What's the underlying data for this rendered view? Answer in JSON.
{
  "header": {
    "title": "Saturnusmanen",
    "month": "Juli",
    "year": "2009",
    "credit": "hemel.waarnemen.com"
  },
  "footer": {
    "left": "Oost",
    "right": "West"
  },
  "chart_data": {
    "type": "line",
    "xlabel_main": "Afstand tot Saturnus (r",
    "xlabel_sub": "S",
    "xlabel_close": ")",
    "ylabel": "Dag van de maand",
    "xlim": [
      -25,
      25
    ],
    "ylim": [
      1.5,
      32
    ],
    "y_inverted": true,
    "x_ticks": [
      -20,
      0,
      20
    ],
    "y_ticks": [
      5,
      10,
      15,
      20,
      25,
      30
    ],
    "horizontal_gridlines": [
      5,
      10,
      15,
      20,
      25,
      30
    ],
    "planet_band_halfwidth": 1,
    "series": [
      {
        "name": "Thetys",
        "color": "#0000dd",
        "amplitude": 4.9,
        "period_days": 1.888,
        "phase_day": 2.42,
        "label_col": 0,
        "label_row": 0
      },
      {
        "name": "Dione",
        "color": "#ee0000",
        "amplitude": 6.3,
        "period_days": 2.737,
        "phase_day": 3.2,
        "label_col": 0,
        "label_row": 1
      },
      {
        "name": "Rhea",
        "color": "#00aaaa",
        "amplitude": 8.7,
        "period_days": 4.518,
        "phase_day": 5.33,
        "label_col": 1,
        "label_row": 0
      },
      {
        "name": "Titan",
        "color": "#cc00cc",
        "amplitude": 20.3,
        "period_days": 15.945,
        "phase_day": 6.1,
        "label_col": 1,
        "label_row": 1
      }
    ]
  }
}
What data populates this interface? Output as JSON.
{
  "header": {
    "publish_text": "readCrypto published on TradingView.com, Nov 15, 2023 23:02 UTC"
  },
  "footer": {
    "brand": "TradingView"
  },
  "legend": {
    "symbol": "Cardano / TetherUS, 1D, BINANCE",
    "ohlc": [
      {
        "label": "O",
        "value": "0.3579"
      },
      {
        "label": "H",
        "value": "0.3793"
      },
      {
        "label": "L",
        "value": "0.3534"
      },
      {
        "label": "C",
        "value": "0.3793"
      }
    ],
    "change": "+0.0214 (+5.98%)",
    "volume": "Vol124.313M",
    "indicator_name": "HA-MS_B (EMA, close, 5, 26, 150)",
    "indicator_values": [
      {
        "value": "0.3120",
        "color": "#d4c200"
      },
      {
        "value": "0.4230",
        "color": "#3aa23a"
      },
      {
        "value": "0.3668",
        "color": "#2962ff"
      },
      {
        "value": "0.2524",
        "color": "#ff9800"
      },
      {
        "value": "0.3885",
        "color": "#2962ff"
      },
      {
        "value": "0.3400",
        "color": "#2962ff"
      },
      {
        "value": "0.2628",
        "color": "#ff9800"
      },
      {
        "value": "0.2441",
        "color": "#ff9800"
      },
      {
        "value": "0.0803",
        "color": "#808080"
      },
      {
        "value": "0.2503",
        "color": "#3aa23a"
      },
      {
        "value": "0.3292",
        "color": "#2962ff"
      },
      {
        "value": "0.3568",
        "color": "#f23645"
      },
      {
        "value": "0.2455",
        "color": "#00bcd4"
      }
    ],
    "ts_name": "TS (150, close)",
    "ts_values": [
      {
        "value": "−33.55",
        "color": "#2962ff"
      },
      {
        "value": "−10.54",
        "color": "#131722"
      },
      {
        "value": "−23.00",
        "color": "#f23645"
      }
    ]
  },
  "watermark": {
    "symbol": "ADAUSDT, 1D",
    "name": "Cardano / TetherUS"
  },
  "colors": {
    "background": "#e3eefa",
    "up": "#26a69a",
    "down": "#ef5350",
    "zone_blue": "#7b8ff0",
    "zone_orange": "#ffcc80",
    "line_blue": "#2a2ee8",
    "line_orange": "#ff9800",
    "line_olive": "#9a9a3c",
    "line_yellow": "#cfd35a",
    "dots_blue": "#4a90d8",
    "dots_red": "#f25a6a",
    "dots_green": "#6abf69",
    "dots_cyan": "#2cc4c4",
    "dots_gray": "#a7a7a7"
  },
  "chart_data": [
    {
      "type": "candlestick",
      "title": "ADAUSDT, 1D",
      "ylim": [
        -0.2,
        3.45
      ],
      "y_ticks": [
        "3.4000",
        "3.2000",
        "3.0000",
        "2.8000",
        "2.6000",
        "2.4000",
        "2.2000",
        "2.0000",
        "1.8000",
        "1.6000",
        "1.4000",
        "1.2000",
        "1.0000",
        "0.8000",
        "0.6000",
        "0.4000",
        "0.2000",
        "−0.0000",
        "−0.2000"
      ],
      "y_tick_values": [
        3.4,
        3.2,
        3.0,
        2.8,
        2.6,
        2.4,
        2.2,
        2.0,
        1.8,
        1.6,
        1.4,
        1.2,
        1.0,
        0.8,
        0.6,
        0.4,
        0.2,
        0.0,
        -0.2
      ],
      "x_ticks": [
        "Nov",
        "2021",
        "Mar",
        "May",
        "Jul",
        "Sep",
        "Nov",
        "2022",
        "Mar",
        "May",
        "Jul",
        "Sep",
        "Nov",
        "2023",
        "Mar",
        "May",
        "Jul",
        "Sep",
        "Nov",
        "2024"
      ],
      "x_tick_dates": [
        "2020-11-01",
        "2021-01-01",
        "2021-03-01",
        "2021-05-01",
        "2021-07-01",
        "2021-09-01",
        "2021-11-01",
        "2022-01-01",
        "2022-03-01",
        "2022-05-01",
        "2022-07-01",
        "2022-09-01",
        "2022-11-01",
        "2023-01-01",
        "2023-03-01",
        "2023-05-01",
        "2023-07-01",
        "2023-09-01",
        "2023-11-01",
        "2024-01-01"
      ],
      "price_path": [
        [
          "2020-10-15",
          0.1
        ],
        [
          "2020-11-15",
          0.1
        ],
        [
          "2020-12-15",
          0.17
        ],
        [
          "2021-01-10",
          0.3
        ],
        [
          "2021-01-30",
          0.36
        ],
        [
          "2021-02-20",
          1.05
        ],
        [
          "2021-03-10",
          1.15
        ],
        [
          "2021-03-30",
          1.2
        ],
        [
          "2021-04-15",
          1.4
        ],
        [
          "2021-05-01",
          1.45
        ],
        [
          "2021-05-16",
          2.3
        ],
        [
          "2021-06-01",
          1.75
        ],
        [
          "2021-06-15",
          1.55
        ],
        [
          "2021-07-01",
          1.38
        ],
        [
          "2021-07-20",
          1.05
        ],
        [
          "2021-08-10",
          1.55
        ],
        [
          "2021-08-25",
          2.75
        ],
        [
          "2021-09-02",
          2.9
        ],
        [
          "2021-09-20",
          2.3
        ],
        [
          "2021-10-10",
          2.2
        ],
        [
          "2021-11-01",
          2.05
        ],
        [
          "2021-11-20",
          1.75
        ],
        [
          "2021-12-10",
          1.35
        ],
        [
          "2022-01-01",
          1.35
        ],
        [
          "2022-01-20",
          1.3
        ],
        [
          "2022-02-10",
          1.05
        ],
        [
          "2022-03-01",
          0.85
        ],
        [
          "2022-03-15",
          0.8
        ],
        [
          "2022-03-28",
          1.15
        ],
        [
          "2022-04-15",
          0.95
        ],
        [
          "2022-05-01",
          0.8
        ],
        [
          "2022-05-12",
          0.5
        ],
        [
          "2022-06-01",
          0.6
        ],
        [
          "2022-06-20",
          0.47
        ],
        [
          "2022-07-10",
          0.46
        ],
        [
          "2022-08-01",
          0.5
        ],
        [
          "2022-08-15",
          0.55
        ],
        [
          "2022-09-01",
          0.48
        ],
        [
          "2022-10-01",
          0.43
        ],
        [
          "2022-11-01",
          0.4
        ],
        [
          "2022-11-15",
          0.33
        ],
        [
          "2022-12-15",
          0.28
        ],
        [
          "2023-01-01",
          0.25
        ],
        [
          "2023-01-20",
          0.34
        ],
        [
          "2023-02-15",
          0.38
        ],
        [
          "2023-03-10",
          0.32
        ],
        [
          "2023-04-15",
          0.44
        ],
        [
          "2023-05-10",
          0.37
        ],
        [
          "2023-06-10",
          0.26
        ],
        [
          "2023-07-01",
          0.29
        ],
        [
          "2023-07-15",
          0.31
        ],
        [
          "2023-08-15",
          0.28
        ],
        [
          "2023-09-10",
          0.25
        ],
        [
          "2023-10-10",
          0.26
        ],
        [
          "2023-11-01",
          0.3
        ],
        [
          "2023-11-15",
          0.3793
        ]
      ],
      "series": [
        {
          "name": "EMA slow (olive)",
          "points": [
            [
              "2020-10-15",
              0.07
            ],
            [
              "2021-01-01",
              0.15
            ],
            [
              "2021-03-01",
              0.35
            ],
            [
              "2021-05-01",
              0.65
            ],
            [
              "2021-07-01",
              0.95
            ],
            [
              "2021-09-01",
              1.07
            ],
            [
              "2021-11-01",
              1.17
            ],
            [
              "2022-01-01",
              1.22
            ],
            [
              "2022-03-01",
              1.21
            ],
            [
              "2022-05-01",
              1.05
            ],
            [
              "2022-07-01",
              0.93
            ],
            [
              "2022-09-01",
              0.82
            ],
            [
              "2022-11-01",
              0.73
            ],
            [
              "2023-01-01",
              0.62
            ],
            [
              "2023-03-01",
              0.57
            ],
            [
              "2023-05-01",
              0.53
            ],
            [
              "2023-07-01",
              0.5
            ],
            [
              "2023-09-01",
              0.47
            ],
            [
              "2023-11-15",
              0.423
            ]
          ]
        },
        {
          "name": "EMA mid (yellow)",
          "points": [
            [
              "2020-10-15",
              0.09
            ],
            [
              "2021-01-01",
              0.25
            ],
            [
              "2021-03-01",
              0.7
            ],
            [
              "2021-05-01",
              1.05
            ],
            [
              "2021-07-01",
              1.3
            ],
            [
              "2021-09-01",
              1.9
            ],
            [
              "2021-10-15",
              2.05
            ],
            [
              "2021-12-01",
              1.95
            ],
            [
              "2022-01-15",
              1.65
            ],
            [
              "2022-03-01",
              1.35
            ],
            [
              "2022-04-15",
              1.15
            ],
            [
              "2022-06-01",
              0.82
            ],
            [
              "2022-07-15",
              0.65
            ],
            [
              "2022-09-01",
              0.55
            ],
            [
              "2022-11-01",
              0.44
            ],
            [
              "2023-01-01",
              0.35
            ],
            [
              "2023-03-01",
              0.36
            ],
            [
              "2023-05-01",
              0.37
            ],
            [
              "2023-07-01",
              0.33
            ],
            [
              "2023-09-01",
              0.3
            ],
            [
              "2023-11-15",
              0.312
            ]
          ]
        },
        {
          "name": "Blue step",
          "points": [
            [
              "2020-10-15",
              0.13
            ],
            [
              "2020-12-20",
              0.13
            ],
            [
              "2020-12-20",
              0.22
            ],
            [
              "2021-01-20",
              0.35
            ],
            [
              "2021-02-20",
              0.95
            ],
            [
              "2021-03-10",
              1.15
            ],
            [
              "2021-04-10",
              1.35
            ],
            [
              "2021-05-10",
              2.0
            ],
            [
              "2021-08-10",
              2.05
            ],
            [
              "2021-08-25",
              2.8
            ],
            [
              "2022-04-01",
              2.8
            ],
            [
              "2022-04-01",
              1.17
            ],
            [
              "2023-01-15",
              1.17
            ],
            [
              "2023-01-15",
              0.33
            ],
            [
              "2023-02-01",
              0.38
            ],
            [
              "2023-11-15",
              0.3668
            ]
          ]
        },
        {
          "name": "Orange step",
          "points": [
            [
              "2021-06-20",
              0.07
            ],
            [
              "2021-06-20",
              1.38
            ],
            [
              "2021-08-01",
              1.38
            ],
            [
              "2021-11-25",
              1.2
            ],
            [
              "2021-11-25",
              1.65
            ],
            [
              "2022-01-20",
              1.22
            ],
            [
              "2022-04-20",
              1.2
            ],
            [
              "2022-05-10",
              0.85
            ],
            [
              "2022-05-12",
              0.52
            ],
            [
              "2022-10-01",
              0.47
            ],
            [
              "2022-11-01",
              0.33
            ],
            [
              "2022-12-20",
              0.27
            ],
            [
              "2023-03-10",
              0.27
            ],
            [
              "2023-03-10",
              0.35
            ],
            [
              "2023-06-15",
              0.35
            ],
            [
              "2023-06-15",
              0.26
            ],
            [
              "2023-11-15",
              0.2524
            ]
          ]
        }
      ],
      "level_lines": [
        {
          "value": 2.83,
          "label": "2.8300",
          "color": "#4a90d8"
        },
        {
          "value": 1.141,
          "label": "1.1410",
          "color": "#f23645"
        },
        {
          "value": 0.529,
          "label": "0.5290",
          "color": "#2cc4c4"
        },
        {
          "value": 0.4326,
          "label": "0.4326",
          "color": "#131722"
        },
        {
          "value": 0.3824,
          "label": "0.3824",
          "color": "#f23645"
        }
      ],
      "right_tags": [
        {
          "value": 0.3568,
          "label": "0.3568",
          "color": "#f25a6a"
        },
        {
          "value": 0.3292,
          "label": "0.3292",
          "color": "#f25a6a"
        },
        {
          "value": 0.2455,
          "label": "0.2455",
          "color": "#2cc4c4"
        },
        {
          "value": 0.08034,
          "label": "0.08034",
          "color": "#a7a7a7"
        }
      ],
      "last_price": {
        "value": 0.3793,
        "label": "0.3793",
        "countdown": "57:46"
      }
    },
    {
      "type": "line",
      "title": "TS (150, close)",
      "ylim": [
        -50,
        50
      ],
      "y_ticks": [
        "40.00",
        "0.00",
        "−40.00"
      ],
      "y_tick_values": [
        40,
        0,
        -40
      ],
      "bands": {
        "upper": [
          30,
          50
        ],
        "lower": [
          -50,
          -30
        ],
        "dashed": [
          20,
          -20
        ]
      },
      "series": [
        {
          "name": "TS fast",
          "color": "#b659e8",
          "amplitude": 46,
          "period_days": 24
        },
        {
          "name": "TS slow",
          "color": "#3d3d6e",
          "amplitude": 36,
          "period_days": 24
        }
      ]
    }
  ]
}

*Stated exercise*.
Read the data above. Pull out each line in which the string "TetherUS" appears.

*Full answer*.
    "symbol": "Cardano / TetherUS, 1D, BINANCE",
    "name": "Cardano / TetherUS"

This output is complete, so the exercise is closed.